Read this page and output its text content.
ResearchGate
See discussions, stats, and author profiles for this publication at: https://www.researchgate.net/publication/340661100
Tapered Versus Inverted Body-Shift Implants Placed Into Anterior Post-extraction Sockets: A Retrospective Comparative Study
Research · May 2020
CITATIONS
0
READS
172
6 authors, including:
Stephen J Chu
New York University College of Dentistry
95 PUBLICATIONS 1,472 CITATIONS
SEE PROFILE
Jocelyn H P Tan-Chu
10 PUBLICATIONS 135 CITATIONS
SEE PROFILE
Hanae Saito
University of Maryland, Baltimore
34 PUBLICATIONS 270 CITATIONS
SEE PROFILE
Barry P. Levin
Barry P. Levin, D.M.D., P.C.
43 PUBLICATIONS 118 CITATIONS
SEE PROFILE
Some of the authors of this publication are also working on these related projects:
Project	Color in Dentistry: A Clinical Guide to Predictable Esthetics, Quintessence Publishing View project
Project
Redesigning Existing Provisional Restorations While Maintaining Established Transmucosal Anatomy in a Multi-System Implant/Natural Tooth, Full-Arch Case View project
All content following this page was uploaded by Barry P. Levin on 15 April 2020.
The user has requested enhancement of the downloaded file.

____

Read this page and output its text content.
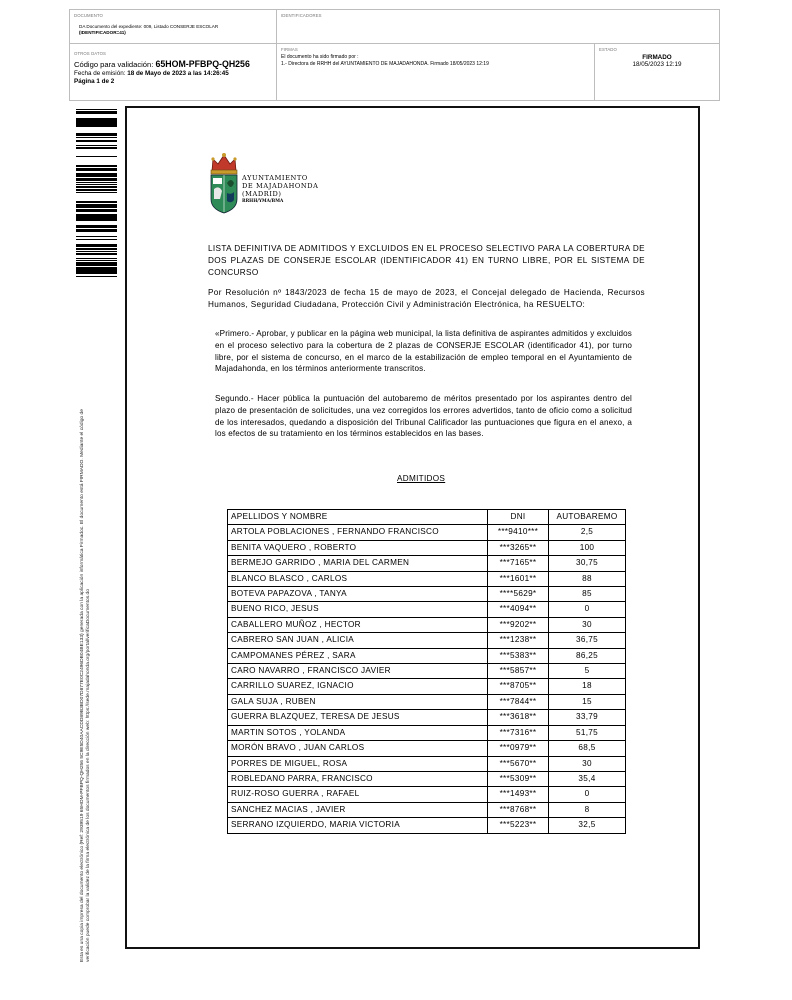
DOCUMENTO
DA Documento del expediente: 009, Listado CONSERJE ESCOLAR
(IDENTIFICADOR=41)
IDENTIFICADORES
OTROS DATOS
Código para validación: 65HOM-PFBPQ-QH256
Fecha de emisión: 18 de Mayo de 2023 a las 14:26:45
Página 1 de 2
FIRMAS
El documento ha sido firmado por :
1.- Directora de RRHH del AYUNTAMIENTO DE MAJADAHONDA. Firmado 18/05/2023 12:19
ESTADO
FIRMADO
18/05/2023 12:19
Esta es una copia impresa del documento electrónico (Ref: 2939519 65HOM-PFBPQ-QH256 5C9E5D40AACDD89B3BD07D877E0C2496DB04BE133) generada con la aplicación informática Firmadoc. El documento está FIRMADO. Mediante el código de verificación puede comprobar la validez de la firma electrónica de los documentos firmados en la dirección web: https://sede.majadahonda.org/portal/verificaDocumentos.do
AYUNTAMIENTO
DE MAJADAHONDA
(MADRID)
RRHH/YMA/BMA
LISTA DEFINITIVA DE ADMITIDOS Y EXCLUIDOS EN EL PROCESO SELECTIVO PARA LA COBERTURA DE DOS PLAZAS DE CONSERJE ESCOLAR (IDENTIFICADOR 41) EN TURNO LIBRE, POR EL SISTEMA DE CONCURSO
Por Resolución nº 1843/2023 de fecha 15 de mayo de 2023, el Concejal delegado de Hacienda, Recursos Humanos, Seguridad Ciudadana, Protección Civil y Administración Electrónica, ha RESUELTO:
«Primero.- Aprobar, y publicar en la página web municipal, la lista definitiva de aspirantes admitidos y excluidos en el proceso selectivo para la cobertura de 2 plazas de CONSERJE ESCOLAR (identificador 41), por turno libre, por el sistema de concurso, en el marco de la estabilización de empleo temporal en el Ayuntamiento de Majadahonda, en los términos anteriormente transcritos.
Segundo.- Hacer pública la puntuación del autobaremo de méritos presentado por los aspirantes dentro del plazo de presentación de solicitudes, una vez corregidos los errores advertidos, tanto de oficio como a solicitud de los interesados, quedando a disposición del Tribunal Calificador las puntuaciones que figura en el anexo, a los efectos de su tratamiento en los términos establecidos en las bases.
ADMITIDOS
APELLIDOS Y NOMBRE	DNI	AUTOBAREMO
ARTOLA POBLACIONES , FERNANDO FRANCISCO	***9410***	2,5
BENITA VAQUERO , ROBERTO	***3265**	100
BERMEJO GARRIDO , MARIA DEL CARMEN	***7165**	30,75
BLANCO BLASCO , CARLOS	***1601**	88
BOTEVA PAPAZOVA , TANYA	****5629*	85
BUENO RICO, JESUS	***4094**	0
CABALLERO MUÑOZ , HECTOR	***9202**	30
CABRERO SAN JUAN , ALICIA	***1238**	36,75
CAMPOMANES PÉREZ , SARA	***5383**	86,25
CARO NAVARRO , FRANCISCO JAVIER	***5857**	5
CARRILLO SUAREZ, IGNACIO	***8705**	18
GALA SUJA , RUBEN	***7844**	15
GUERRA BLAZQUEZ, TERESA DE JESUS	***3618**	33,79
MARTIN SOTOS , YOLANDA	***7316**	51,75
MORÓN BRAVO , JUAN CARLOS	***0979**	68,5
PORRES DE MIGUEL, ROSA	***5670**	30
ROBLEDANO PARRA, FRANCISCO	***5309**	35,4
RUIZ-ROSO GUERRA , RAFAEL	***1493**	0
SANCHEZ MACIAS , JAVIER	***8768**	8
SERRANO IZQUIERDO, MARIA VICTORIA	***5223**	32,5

____

→ What you need to do: Your task is to pick out every line with the string "CONSERJE" and copy it.

→ Final result:
DA Documento del expediente: 009, Listado CONSERJE ESCOLAR
LISTA DEFINITIVA DE ADMITIDOS Y EXCLUIDOS EN EL PROCESO SELECTIVO PARA LA COBERTURA DE DOS PLAZAS DE CONSERJE ESCOLAR (IDENTIFICADOR 41) EN TURNO LIBRE, POR EL SISTEMA DE CONCURSO
«Primero.- Aprobar, y publicar en la página web municipal, la lista definitiva de aspirantes admitidos y excluidos en el proceso selectivo para la cobertura de 2 plazas de CONSERJE ESCOLAR (identificador 41), por turno libre, por el sistema de concurso, en el marco de la estabilización de empleo temporal en el Ayuntamiento de Majadahonda, en los términos anteriormente transcritos.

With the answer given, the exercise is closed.